[START Data excerpts]

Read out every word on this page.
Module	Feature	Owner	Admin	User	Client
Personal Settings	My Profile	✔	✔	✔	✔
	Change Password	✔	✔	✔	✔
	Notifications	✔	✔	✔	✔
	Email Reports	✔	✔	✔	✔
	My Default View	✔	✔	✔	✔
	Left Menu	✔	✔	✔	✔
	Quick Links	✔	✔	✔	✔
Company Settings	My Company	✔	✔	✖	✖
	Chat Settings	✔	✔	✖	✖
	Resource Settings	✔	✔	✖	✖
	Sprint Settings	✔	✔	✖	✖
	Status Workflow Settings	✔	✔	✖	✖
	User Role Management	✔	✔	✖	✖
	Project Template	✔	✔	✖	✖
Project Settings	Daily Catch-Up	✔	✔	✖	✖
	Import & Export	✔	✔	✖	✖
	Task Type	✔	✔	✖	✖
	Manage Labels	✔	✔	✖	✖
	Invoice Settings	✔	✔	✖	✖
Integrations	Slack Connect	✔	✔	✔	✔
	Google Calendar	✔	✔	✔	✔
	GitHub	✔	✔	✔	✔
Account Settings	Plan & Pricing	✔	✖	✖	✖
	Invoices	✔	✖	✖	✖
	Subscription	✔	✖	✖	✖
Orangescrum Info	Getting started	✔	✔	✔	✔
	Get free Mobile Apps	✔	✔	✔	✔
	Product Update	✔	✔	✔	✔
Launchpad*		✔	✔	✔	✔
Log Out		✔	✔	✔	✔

[END Data excerpts]
[START Data excerpts]

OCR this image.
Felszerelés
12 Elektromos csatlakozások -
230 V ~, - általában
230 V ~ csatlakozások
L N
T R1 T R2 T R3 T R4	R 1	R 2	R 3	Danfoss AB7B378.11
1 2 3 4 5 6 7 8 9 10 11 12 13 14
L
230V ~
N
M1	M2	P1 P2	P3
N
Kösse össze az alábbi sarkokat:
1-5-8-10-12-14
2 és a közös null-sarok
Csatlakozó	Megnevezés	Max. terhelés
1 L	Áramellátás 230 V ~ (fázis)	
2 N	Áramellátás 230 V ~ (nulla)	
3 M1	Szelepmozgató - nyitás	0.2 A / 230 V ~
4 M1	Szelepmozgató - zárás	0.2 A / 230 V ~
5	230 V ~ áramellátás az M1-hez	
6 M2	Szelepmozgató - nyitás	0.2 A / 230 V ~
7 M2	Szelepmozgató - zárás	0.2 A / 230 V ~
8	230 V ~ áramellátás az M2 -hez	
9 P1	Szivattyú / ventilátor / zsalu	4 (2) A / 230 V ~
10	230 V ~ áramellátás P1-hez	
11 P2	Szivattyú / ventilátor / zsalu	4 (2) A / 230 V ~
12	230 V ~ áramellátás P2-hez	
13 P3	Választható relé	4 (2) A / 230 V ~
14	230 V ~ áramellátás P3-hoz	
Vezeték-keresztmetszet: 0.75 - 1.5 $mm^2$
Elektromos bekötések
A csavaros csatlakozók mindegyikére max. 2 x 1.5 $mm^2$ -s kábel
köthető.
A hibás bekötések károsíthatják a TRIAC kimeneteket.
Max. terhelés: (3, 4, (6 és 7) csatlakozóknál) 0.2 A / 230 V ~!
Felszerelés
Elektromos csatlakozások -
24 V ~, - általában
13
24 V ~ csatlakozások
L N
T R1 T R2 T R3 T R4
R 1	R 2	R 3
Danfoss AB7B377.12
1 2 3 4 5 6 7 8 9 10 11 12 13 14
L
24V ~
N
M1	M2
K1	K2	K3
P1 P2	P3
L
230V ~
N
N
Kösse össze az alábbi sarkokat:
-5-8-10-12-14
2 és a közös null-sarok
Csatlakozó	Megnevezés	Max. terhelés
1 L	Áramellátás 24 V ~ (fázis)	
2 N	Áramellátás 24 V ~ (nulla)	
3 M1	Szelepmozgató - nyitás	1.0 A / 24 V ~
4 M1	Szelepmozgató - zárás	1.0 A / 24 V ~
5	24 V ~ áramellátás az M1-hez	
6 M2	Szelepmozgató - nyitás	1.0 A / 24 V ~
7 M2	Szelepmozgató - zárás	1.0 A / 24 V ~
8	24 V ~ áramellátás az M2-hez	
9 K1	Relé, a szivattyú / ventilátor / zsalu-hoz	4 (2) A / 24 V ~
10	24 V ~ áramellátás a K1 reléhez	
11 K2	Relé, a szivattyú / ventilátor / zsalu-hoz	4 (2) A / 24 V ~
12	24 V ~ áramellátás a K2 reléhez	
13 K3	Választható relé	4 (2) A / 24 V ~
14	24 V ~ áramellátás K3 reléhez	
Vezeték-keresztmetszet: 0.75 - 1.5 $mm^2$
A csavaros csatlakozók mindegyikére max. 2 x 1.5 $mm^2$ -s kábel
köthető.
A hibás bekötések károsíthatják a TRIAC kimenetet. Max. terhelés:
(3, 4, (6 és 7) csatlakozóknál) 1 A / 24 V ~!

[END Data excerpts]

● **Request**
Copy all lines from the data that hold the word "zárás".

● **Written solution**
4 M1	Szelepmozgató - zárás	0.2 A / 230 V ~
7 M2	Szelepmozgató - zárás	0.2 A / 230 V ~
4 M1	Szelepmozgató - zárás	1.0 A / 24 V ~
7 M2	Szelepmozgató - zárás	1.0 A / 24 V ~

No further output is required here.